• _Data shown_
·····

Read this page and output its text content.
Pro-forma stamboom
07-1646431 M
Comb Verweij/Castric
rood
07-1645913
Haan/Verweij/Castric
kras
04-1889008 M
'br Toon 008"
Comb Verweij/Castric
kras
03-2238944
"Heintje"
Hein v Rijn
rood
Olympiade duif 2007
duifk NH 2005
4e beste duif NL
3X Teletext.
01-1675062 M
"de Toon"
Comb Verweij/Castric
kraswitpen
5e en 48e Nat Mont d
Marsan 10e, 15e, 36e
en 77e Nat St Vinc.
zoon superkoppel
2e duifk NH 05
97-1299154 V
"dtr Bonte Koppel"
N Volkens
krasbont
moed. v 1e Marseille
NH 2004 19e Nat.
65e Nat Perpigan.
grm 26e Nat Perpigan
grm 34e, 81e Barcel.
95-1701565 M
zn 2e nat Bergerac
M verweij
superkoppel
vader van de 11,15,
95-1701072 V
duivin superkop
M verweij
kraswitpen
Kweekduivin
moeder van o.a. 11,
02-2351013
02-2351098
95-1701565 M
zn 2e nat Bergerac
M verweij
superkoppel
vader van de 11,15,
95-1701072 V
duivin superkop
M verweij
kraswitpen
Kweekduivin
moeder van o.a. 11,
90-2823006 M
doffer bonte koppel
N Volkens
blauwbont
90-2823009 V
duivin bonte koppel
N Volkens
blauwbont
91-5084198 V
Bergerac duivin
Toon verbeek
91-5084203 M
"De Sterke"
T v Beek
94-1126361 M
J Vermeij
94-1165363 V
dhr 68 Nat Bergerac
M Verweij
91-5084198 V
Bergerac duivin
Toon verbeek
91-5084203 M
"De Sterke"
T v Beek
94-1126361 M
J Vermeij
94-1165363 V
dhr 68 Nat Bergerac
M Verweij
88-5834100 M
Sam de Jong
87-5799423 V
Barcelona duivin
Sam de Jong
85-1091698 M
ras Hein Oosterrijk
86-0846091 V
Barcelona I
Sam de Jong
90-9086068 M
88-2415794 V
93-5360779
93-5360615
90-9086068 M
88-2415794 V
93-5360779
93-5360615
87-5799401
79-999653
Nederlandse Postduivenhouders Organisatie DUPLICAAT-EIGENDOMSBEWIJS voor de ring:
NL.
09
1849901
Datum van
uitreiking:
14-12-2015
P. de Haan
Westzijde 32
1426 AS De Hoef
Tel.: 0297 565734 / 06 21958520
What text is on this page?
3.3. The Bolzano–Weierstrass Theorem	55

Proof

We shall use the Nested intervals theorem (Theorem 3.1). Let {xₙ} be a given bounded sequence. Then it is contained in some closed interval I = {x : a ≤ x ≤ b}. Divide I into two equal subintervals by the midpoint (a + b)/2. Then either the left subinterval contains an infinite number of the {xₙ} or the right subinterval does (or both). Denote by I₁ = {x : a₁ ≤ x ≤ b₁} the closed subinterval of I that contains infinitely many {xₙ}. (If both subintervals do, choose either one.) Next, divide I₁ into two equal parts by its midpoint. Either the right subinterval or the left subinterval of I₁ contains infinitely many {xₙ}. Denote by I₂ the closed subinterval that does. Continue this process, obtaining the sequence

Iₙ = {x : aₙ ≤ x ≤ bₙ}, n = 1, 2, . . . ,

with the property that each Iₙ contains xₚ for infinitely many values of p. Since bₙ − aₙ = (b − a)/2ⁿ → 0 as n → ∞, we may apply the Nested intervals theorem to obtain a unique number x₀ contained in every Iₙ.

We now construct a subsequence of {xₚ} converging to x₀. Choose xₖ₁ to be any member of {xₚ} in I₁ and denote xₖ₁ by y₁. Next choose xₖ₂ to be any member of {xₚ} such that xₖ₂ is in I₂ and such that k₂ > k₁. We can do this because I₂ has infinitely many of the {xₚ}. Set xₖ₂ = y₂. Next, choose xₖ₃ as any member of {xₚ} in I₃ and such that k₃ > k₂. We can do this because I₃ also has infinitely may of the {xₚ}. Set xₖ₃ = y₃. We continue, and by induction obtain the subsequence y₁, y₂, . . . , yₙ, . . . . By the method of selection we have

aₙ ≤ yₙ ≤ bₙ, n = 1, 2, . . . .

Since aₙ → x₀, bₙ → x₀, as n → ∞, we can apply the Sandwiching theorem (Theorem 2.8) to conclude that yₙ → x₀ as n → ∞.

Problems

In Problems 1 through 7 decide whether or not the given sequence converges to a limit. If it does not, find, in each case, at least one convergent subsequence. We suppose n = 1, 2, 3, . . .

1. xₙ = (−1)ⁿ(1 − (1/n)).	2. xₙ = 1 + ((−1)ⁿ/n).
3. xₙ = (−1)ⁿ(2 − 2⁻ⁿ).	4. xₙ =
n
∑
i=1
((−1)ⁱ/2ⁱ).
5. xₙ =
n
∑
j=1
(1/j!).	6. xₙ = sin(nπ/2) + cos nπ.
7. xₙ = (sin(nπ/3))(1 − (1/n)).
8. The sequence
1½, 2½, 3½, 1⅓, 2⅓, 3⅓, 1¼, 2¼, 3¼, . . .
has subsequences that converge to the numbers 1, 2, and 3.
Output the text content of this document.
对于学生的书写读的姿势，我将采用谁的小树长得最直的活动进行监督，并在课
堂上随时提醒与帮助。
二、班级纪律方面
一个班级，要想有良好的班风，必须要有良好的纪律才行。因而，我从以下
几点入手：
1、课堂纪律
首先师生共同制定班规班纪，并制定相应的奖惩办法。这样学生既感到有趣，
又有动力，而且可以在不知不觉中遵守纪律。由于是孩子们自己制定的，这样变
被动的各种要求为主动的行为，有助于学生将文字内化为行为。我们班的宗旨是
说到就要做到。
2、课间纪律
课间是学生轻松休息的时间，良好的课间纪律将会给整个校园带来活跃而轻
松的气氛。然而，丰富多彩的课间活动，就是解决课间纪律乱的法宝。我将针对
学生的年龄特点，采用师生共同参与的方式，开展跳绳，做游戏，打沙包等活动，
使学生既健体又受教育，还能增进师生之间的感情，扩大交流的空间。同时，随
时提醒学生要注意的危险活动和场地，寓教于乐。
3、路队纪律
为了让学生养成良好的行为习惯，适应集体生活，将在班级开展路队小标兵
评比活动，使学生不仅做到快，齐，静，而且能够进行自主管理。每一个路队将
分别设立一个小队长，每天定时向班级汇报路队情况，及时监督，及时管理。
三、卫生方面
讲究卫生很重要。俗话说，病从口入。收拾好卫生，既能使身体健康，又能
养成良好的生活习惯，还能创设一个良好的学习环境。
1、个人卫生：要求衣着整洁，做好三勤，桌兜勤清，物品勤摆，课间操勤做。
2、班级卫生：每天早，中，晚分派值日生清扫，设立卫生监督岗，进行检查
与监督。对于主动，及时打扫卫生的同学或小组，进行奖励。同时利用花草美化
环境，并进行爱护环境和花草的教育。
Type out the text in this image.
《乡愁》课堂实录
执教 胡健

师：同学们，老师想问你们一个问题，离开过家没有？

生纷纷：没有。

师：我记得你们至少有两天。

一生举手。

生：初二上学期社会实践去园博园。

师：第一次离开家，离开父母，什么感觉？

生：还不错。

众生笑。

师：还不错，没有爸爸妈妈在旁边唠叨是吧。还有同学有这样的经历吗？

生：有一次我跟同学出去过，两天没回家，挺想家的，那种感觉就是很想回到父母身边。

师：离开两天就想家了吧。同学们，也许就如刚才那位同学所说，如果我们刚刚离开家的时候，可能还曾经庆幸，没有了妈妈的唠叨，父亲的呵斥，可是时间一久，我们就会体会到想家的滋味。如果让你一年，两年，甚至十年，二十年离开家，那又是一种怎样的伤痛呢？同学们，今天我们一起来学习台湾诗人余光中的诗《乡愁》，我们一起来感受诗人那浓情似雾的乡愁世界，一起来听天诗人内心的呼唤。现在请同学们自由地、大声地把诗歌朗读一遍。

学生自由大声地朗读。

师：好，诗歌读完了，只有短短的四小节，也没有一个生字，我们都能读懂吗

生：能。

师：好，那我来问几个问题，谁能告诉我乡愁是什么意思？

·····

• _Problem to solve_
For each line of the listing that holds the word "content", show that line.

• _Reply_
Read this page and output its text content.
Output the text content of this document.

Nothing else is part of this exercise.